§ Records for this task
= = =
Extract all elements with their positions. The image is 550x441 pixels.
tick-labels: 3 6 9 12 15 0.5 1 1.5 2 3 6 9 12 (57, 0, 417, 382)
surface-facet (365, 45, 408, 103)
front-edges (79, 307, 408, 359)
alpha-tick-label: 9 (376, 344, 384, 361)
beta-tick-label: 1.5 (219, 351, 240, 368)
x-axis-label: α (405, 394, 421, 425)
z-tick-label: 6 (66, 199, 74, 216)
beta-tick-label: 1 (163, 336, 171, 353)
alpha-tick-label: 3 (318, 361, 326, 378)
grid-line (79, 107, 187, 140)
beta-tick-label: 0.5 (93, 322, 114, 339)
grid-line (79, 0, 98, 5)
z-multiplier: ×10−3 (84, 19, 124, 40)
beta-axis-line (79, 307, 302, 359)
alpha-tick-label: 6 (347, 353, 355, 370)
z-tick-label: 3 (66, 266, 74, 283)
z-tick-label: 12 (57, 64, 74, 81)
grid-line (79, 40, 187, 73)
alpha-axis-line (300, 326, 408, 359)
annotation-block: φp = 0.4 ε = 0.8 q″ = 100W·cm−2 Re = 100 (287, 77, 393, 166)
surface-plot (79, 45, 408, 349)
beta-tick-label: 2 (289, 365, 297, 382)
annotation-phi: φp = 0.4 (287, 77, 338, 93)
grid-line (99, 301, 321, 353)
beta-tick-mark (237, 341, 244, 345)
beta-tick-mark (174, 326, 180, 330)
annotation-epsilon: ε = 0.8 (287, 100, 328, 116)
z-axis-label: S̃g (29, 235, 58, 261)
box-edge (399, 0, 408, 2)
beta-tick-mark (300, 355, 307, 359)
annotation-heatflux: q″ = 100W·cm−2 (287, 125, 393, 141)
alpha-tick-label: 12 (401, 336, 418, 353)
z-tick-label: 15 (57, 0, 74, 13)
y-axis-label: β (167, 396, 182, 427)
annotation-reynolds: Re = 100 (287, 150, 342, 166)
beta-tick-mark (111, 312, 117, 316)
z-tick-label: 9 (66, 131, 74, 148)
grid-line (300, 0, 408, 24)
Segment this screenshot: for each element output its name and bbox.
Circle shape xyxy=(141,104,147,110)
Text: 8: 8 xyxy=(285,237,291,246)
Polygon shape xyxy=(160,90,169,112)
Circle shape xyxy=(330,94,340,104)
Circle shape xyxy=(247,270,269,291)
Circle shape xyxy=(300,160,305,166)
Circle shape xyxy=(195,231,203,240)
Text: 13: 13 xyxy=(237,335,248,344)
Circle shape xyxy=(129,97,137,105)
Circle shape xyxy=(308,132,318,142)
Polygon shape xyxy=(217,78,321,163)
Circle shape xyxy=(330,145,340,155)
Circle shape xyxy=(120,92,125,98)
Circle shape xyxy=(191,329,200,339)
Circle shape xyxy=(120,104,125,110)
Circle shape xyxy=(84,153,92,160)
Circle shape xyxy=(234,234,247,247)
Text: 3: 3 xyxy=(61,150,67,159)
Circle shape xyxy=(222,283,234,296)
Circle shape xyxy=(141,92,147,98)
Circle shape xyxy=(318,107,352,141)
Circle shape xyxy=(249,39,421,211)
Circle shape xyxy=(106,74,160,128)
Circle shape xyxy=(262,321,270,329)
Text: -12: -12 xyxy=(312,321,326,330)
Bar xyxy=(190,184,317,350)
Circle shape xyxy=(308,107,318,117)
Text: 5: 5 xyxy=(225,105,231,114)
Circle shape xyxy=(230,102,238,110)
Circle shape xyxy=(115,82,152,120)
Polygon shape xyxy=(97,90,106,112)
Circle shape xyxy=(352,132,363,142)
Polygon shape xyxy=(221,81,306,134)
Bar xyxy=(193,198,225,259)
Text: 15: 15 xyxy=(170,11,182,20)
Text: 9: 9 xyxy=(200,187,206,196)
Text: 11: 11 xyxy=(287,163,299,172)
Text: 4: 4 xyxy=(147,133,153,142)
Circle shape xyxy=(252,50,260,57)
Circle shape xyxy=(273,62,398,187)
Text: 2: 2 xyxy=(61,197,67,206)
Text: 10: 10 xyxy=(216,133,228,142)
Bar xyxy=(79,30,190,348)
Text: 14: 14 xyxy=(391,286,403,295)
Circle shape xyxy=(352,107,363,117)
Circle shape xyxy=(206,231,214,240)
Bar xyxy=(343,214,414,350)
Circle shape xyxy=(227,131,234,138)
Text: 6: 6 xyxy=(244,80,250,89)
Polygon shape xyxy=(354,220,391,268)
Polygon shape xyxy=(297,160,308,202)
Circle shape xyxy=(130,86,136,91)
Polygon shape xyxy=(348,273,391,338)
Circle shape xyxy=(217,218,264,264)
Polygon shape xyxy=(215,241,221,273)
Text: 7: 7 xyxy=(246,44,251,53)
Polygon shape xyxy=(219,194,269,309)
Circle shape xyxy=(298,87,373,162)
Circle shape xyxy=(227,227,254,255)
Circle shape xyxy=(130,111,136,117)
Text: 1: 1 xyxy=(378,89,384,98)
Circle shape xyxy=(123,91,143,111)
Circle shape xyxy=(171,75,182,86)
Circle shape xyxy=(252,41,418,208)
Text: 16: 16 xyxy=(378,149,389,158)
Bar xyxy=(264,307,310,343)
= = =
§ Exercise goal
In the material, starting with its first line and going on through the line with "grid-line (79, 0, 98, 5)", replace "beta-tick-label" with "y-tick-label" and leave everything else unchanged. Give only those lines.

§ Output for this exercise
Extract all elements with their positions. The image is 550x441 pixels.
tick-labels: 3 6 9 12 15 0.5 1 1.5 2 3 6 9 12 (57, 0, 417, 382)
surface-facet (365, 45, 408, 103)
front-edges (79, 307, 408, 359)
alpha-tick-label: 9 (376, 344, 384, 361)
y-tick-label: 1.5 (219, 351, 240, 368)
x-axis-label: α (405, 394, 421, 425)
z-tick-label: 6 (66, 199, 74, 216)
y-tick-label: 1 (163, 336, 171, 353)
alpha-tick-label: 3 (318, 361, 326, 378)
grid-line (79, 107, 187, 140)
y-tick-label: 0.5 (93, 322, 114, 339)
grid-line (79, 0, 98, 5)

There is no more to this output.